### Exercise directions
Output the data word for word, dropping every image.

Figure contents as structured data
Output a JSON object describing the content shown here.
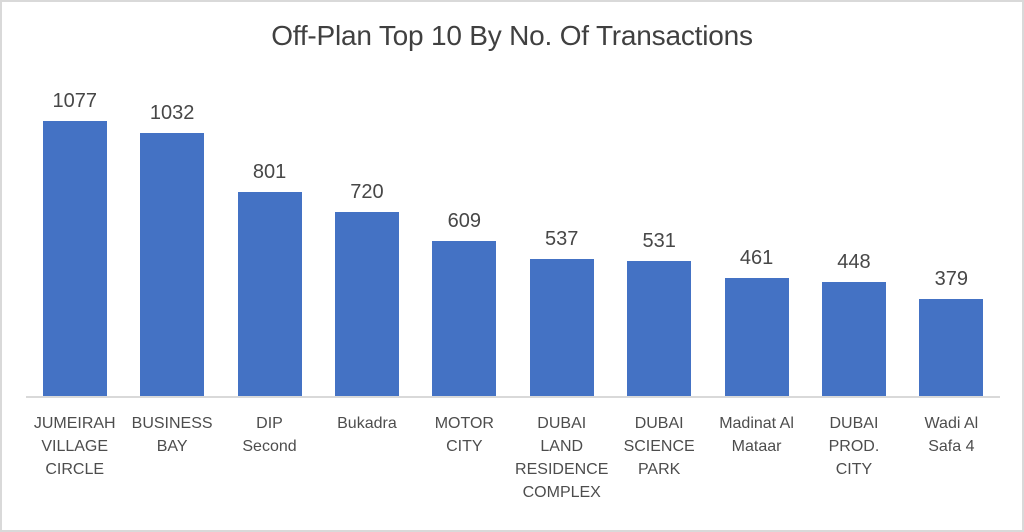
{
  "window": {
    "background": "#ffffff",
    "border_color": "#d9d9d9"
  },
  "chart_data": {
    "type": "bar",
    "title": "Off-Plan Top 10 By No. Of Transactions",
    "categories": [
      "JUMEIRAH VILLAGE CIRCLE",
      "BUSINESS BAY",
      "DIP Second",
      "Bukadra",
      "MOTOR CITY",
      "DUBAI LAND RESIDENCE COMPLEX",
      "DUBAI SCIENCE PARK",
      "Madinat Al Mataar",
      "DUBAI PROD. CITY",
      "Wadi Al Safa 4"
    ],
    "category_display_lines": [
      [
        "JUMEIRAH",
        "VILLAGE",
        "CIRCLE"
      ],
      [
        "BUSINESS",
        "BAY"
      ],
      [
        "DIP",
        "Second"
      ],
      [
        "Bukadra"
      ],
      [
        "MOTOR",
        "CITY"
      ],
      [
        "DUBAI",
        "LAND",
        "RESIDENCE",
        "COMPLEX"
      ],
      [
        "DUBAI",
        "SCIENCE",
        "PARK"
      ],
      [
        "Madinat Al",
        "Mataar"
      ],
      [
        "DUBAI",
        "PROD.",
        "CITY"
      ],
      [
        "Wadi Al",
        "Safa 4"
      ]
    ],
    "values": [
      1077,
      1032,
      801,
      720,
      609,
      537,
      531,
      461,
      448,
      379
    ],
    "data_labels": true,
    "xlabel": "",
    "ylabel": "",
    "ylim": [
      0,
      1200
    ],
    "grid": false,
    "legend": false,
    "bar_color": "#4472c4",
    "axis_line_color": "#d9d9d9",
    "title_color": "#404040",
    "value_label_color": "#474747",
    "category_label_color": "#4d4d4d"
  }
}
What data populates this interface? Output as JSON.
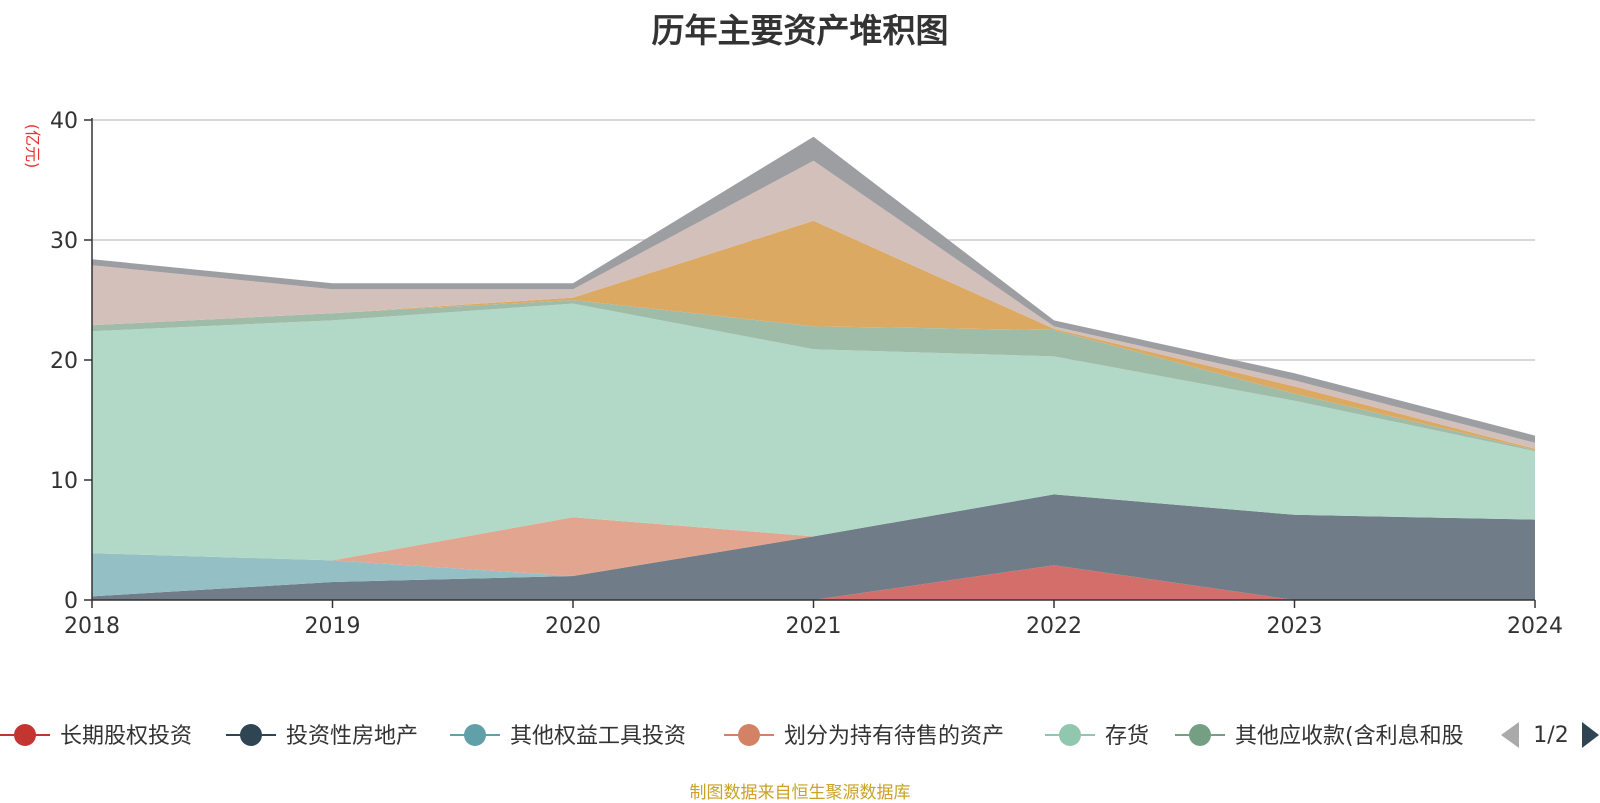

### Written reply
Output a JSON object describing the content shown here.
{
  "window": {
    "background": "#ffffff",
    "border_color": "#d9d9d9"
  },
  "chart_data": {
    "type": "bar",
    "title": "Off-Plan Top 10 By No. Of Transactions",
    "categories": [
      "JUMEIRAH VILLAGE CIRCLE",
      "BUSINESS BAY",
      "DIP Second",
      "Bukadra",
      "MOTOR CITY",
      "DUBAI LAND RESIDENCE COMPLEX",
      "DUBAI SCIENCE PARK",
      "Madinat Al Mataar",
      "DUBAI PROD. CITY",
      "Wadi Al Safa 4"
    ],
    "category_display_lines": [
      [
        "JUMEIRAH",
        "VILLAGE",
        "CIRCLE"
      ],
      [
        "BUSINESS",
        "BAY"
      ],
      [
        "DIP",
        "Second"
      ],
      [
        "Bukadra"
      ],
      [
        "MOTOR",
        "CITY"
      ],
      [
        "DUBAI",
        "LAND",
        "RESIDENCE",
        "COMPLEX"
      ],
      [
        "DUBAI",
        "SCIENCE",
        "PARK"
      ],
      [
        "Madinat Al",
        "Mataar"
      ],
      [
        "DUBAI",
        "PROD.",
        "CITY"
      ],
      [
        "Wadi Al",
        "Safa 4"
      ]
    ],
    "values": [
      1077,
      1032,
      801,
      720,
      609,
      537,
      531,
      461,
      448,
      379
    ],
    "data_labels": true,
    "xlabel": "",
    "ylabel": "",
    "ylim": [
      0,
      1200
    ],
    "grid": false,
    "legend": false,
    "bar_color": "#4472c4",
    "axis_line_color": "#d9d9d9",
    "title_color": "#404040",
    "value_label_color": "#474747",
    "category_label_color": "#4d4d4d"
  }
}
What data populates this interface? Output as JSON.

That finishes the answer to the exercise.